Go through the entries below. Copy out every line that contains "panel".

** The data follows **

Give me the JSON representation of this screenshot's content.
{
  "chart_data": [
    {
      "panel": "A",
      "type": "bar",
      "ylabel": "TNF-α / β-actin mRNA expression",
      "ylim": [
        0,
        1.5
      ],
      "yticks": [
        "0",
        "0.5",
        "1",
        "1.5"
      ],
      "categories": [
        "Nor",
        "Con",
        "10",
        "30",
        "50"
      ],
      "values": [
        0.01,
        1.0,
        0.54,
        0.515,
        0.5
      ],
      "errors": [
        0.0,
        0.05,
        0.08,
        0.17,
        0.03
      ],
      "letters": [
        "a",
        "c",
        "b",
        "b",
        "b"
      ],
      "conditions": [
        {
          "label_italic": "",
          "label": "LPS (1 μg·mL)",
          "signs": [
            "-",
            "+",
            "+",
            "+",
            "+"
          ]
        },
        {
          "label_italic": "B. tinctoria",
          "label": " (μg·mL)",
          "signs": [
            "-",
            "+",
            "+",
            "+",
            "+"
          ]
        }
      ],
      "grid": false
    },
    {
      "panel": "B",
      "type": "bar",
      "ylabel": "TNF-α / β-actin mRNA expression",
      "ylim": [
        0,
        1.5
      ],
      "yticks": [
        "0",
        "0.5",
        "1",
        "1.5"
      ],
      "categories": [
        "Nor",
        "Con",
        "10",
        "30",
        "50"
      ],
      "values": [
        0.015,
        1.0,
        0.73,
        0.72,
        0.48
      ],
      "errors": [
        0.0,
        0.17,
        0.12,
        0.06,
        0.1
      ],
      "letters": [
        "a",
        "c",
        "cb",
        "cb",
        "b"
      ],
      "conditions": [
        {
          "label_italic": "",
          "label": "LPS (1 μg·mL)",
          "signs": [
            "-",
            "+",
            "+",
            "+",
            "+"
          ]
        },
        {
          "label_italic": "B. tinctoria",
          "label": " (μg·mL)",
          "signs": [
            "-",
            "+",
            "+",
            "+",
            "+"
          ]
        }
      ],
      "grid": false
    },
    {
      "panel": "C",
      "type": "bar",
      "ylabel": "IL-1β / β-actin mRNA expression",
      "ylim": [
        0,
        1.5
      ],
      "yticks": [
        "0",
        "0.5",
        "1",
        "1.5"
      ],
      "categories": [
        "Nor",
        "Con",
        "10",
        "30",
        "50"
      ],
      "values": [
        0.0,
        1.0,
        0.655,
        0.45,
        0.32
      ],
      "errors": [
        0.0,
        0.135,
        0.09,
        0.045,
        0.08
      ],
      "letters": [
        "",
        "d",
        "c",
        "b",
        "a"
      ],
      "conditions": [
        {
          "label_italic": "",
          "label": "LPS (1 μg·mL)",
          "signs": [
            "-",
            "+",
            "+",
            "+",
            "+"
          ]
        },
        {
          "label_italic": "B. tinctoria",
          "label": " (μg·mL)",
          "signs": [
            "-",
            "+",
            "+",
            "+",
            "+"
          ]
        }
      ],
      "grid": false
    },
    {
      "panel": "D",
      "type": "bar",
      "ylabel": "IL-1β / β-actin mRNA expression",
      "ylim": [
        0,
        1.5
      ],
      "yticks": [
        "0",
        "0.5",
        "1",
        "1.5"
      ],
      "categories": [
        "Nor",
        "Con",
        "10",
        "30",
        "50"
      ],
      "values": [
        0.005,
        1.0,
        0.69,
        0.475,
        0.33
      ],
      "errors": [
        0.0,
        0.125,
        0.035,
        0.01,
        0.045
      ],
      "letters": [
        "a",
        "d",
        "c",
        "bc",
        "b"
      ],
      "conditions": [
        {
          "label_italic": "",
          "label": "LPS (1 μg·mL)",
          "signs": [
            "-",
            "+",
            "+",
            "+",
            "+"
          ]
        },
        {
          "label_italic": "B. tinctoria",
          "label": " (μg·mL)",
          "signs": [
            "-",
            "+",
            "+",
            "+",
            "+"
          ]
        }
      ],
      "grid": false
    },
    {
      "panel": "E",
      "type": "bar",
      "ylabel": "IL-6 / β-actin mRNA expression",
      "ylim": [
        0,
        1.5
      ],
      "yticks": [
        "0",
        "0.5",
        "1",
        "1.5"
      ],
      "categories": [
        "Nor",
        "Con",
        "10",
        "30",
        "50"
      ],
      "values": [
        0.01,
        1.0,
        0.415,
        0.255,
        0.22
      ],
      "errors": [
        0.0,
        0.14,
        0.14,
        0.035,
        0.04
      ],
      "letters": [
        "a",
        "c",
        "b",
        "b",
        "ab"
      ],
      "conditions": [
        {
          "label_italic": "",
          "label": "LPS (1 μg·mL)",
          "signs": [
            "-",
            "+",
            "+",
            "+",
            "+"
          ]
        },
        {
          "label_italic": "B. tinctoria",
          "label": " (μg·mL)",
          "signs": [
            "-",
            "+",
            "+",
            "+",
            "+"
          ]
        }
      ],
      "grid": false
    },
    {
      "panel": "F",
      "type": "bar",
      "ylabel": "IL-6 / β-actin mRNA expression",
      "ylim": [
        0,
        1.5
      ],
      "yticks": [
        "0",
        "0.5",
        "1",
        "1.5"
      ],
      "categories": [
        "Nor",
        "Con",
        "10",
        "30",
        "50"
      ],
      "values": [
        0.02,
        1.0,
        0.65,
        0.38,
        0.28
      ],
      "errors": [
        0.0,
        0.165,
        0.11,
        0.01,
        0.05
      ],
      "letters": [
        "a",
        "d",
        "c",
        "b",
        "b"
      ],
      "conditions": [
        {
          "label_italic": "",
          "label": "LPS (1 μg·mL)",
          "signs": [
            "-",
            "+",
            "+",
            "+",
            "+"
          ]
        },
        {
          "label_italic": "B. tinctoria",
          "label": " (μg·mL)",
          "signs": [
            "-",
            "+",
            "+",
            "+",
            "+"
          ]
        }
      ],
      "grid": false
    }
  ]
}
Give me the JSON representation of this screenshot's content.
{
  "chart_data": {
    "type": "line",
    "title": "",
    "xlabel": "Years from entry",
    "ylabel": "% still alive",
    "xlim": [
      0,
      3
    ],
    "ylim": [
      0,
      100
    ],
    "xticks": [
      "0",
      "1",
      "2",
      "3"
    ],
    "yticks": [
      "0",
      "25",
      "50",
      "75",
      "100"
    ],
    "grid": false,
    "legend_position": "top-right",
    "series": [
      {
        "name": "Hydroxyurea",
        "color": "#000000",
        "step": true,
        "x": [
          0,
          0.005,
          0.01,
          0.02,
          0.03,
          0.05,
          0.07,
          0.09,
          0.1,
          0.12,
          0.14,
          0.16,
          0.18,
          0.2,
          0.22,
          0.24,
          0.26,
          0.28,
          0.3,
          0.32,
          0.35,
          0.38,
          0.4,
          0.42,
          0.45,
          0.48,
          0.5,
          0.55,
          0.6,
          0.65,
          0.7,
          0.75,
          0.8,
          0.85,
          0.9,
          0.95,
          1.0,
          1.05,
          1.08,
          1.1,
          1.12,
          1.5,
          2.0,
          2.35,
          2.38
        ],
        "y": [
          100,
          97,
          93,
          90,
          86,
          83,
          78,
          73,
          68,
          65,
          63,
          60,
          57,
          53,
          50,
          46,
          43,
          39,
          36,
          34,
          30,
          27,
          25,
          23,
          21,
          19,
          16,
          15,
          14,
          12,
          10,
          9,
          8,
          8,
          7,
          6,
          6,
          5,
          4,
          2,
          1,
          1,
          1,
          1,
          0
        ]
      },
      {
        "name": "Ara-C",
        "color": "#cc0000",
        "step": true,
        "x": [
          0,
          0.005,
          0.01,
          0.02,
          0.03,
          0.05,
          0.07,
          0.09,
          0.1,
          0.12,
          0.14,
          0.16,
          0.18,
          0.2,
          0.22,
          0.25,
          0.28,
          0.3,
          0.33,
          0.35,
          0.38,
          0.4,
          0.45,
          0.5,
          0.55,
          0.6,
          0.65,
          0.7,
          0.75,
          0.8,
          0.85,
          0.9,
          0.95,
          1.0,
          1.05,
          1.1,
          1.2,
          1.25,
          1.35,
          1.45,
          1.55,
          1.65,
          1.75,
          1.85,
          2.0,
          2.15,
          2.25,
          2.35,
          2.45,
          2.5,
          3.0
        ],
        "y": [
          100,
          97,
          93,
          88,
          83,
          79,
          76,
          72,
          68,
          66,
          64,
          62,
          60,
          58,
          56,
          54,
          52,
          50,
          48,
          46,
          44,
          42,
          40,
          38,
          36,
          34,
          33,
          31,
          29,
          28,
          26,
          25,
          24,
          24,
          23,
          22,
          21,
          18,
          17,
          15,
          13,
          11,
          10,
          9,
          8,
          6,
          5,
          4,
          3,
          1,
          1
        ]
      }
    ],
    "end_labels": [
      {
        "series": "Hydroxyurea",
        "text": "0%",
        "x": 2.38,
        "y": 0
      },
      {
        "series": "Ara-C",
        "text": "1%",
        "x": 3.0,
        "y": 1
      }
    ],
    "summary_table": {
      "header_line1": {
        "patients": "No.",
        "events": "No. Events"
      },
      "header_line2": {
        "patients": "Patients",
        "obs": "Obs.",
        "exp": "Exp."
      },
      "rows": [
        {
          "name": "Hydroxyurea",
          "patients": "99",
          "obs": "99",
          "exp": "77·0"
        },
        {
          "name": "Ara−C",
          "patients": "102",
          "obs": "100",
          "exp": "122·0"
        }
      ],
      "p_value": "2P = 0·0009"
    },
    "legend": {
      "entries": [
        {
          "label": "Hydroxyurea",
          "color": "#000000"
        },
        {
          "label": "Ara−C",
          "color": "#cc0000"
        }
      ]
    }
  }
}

** End of The data **

→ Output of the task:
      "panel": "A",
      "panel": "B",
      "panel": "C",
      "panel": "D",
      "panel": "E",
      "panel": "F",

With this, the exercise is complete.